[WHAT IS REQUIRED] The pictures are to be dropped, and the records below are to be restated word for word.

==========

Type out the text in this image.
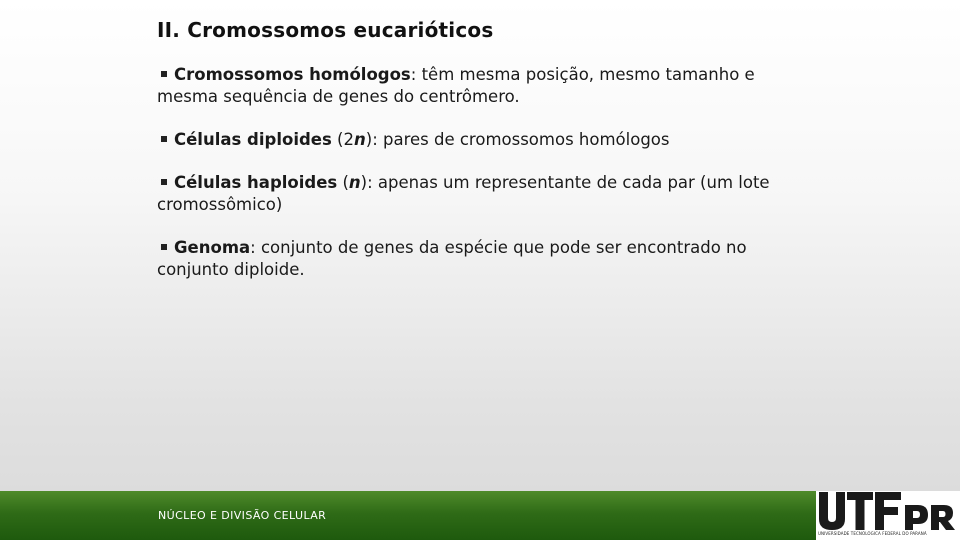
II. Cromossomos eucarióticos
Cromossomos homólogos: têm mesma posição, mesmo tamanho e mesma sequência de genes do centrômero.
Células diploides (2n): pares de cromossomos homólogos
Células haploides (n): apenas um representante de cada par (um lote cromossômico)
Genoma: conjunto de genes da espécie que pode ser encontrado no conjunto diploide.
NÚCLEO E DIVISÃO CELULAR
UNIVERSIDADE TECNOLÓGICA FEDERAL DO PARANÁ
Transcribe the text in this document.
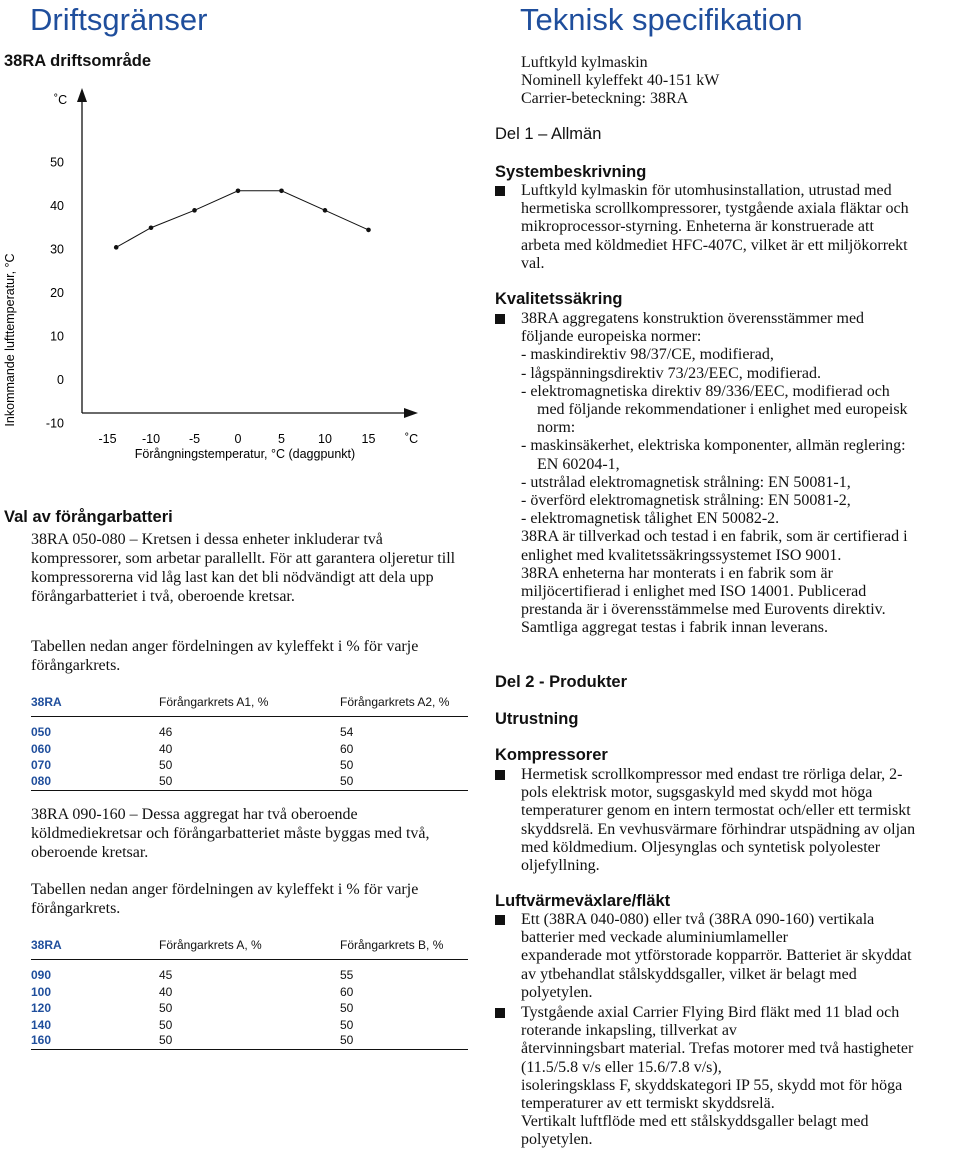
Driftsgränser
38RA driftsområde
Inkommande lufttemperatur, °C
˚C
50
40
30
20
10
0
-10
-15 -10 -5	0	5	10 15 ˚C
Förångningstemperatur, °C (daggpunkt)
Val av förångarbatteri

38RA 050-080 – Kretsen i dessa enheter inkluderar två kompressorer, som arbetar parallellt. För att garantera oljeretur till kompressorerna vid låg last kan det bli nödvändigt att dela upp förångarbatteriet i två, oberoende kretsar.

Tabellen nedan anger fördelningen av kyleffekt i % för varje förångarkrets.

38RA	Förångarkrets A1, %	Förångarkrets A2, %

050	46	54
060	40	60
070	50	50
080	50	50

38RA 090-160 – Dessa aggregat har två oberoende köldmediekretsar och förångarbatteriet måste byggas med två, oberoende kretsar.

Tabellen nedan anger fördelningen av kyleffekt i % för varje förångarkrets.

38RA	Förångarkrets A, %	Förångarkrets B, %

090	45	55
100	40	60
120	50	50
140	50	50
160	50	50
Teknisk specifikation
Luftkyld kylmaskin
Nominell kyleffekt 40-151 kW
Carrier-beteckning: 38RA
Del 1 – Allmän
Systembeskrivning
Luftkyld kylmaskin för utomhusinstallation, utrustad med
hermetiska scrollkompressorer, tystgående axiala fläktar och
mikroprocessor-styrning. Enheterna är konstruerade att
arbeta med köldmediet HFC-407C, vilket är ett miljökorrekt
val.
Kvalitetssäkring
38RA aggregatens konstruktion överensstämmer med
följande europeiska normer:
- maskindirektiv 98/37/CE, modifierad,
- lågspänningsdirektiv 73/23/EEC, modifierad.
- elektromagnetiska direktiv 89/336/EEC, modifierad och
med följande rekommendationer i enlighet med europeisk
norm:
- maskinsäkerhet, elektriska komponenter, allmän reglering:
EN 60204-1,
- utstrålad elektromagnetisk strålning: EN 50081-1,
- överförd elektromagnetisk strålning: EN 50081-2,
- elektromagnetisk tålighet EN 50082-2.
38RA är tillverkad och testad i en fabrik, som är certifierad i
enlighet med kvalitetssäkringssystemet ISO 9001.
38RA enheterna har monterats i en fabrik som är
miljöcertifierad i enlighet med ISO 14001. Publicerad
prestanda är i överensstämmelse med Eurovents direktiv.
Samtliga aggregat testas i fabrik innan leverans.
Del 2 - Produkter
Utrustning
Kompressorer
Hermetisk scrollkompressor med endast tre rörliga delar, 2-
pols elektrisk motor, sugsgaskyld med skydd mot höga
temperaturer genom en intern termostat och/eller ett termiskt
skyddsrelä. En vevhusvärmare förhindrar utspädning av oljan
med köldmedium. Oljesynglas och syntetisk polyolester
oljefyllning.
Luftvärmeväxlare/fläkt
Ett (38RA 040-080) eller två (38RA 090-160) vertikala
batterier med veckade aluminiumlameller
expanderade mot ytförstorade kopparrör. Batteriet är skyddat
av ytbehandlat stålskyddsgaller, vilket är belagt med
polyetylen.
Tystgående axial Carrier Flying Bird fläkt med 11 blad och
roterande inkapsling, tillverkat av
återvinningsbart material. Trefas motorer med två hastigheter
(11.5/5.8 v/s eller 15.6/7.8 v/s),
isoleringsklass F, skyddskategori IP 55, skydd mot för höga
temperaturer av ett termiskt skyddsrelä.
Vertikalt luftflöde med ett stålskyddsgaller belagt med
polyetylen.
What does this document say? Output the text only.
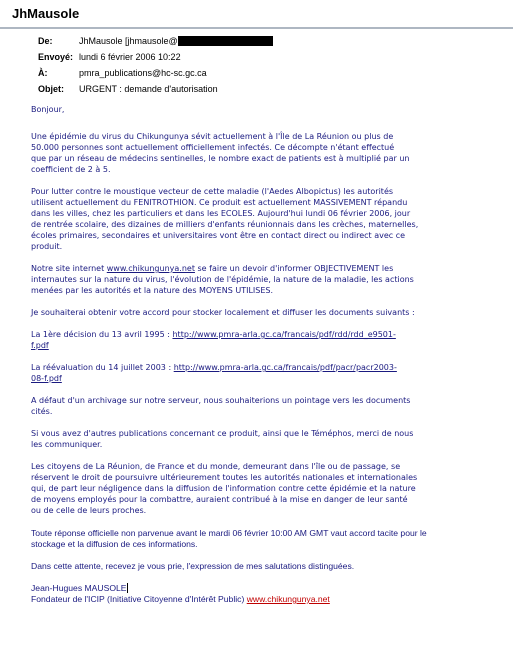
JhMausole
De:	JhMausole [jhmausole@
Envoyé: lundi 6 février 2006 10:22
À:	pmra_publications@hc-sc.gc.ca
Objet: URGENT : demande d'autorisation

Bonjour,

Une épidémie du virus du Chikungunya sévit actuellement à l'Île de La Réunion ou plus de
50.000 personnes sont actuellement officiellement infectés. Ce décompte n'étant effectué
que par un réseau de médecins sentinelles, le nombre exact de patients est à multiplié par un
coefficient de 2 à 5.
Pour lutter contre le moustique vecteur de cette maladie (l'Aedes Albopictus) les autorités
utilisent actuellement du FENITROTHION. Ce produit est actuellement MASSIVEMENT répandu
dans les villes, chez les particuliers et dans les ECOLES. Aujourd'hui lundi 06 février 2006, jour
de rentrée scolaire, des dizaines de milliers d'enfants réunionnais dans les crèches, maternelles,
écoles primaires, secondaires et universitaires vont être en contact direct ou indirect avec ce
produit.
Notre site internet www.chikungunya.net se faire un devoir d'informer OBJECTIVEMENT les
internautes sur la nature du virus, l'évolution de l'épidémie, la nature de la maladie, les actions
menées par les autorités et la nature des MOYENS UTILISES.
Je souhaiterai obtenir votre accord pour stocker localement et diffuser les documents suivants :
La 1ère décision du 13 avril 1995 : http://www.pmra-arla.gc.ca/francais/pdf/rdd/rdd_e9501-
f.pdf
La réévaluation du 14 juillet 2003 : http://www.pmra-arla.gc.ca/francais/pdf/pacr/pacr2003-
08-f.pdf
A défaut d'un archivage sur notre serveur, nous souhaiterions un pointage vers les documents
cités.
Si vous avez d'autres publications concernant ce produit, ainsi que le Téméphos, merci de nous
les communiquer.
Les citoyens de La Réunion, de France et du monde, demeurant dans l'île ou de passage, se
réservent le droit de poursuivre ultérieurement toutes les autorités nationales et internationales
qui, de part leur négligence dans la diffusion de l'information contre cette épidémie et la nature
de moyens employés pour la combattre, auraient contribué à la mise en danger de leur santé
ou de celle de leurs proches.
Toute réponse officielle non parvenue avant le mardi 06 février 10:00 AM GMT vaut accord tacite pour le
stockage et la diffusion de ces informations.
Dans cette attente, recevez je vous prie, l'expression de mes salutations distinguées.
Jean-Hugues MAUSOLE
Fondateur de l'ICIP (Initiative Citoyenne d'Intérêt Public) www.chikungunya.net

==========

[OUTPUT FOR THIS TASK]
Type out the text in this image.
II. Cromossomos eucarióticos
Cromossomos homólogos: têm mesma posição, mesmo tamanho e mesma sequência de genes do centrômero.
Células diploides (2n): pares de cromossomos homólogos
Células haploides (n): apenas um representante de cada par (um lote cromossômico)
Genoma: conjunto de genes da espécie que pode ser encontrado no conjunto diploide.
NÚCLEO E DIVISÃO CELULAR
UNIVERSIDADE TECNOLÓGICA FEDERAL DO PARANÁ
Transcribe the text in this document.
Driftsgränser
38RA driftsområde
Inkommande lufttemperatur, °C
˚C
50
40
30
20
10
0
-10
-15 -10 -5	0	5	10 15 ˚C
Förångningstemperatur, °C (daggpunkt)
Val av förångarbatteri

38RA 050-080 – Kretsen i dessa enheter inkluderar två kompressorer, som arbetar parallellt. För att garantera oljeretur till kompressorerna vid låg last kan det bli nödvändigt att dela upp förångarbatteriet i två, oberoende kretsar.

Tabellen nedan anger fördelningen av kyleffekt i % för varje förångarkrets.

38RA	Förångarkrets A1, %	Förångarkrets A2, %

050	46	54
060	40	60
070	50	50
080	50	50

38RA 090-160 – Dessa aggregat har två oberoende köldmediekretsar och förångarbatteriet måste byggas med två, oberoende kretsar.

Tabellen nedan anger fördelningen av kyleffekt i % för varje förångarkrets.

38RA	Förångarkrets A, %	Förångarkrets B, %

090	45	55
100	40	60
120	50	50
140	50	50
160	50	50
Teknisk specifikation
Luftkyld kylmaskin
Nominell kyleffekt 40-151 kW
Carrier-beteckning: 38RA
Del 1 – Allmän
Systembeskrivning
Luftkyld kylmaskin för utomhusinstallation, utrustad med
hermetiska scrollkompressorer, tystgående axiala fläktar och
mikroprocessor-styrning. Enheterna är konstruerade att
arbeta med köldmediet HFC-407C, vilket är ett miljökorrekt
val.
Kvalitetssäkring
38RA aggregatens konstruktion överensstämmer med
följande europeiska normer:
- maskindirektiv 98/37/CE, modifierad,
- lågspänningsdirektiv 73/23/EEC, modifierad.
- elektromagnetiska direktiv 89/336/EEC, modifierad och
med följande rekommendationer i enlighet med europeisk
norm:
- maskinsäkerhet, elektriska komponenter, allmän reglering:
EN 60204-1,
- utstrålad elektromagnetisk strålning: EN 50081-1,
- överförd elektromagnetisk strålning: EN 50081-2,
- elektromagnetisk tålighet EN 50082-2.
38RA är tillverkad och testad i en fabrik, som är certifierad i
enlighet med kvalitetssäkringssystemet ISO 9001.
38RA enheterna har monterats i en fabrik som är
miljöcertifierad i enlighet med ISO 14001. Publicerad
prestanda är i överensstämmelse med Eurovents direktiv.
Samtliga aggregat testas i fabrik innan leverans.
Del 2 - Produkter
Utrustning
Kompressorer
Hermetisk scrollkompressor med endast tre rörliga delar, 2-
pols elektrisk motor, sugsgaskyld med skydd mot höga
temperaturer genom en intern termostat och/eller ett termiskt
skyddsrelä. En vevhusvärmare förhindrar utspädning av oljan
med köldmedium. Oljesynglas och syntetisk polyolester
oljefyllning.
Luftvärmeväxlare/fläkt
Ett (38RA 040-080) eller två (38RA 090-160) vertikala
batterier med veckade aluminiumlameller
expanderade mot ytförstorade kopparrör. Batteriet är skyddat
av ytbehandlat stålskyddsgaller, vilket är belagt med
polyetylen.
Tystgående axial Carrier Flying Bird fläkt med 11 blad och
roterande inkapsling, tillverkat av
återvinningsbart material. Trefas motorer med två hastigheter
(11.5/5.8 v/s eller 15.6/7.8 v/s),
isoleringsklass F, skyddskategori IP 55, skydd mot för höga
temperaturer av ett termiskt skyddsrelä.
Vertikalt luftflöde med ett stålskyddsgaller belagt med
polyetylen.
What does this document say? Output the text only.
JhMausole
De:	JhMausole [jhmausole@
Envoyé: lundi 6 février 2006 10:22
À:	pmra_publications@hc-sc.gc.ca
Objet: URGENT : demande d'autorisation

Bonjour,

Une épidémie du virus du Chikungunya sévit actuellement à l'Île de La Réunion ou plus de
50.000 personnes sont actuellement officiellement infectés. Ce décompte n'étant effectué
que par un réseau de médecins sentinelles, le nombre exact de patients est à multiplié par un
coefficient de 2 à 5.
Pour lutter contre le moustique vecteur de cette maladie (l'Aedes Albopictus) les autorités
utilisent actuellement du FENITROTHION. Ce produit est actuellement MASSIVEMENT répandu
dans les villes, chez les particuliers et dans les ECOLES. Aujourd'hui lundi 06 février 2006, jour
de rentrée scolaire, des dizaines de milliers d'enfants réunionnais dans les crèches, maternelles,
écoles primaires, secondaires et universitaires vont être en contact direct ou indirect avec ce
produit.
Notre site internet www.chikungunya.net se faire un devoir d'informer OBJECTIVEMENT les
internautes sur la nature du virus, l'évolution de l'épidémie, la nature de la maladie, les actions
menées par les autorités et la nature des MOYENS UTILISES.
Je souhaiterai obtenir votre accord pour stocker localement et diffuser les documents suivants :
La 1ère décision du 13 avril 1995 : http://www.pmra-arla.gc.ca/francais/pdf/rdd/rdd_e9501-
f.pdf
La réévaluation du 14 juillet 2003 : http://www.pmra-arla.gc.ca/francais/pdf/pacr/pacr2003-
08-f.pdf
A défaut d'un archivage sur notre serveur, nous souhaiterions un pointage vers les documents
cités.
Si vous avez d'autres publications concernant ce produit, ainsi que le Téméphos, merci de nous
les communiquer.
Les citoyens de La Réunion, de France et du monde, demeurant dans l'île ou de passage, se
réservent le droit de poursuivre ultérieurement toutes les autorités nationales et internationales
qui, de part leur négligence dans la diffusion de l'information contre cette épidémie et la nature
de moyens employés pour la combattre, auraient contribué à la mise en danger de leur santé
ou de celle de leurs proches.
Toute réponse officielle non parvenue avant le mardi 06 février 10:00 AM GMT vaut accord tacite pour le
stockage et la diffusion de ces informations.
Dans cette attente, recevez je vous prie, l'expression de mes salutations distinguées.
Jean-Hugues MAUSOLE
Fondateur de l'ICIP (Initiative Citoyenne d'Intérêt Public) www.chikungunya.net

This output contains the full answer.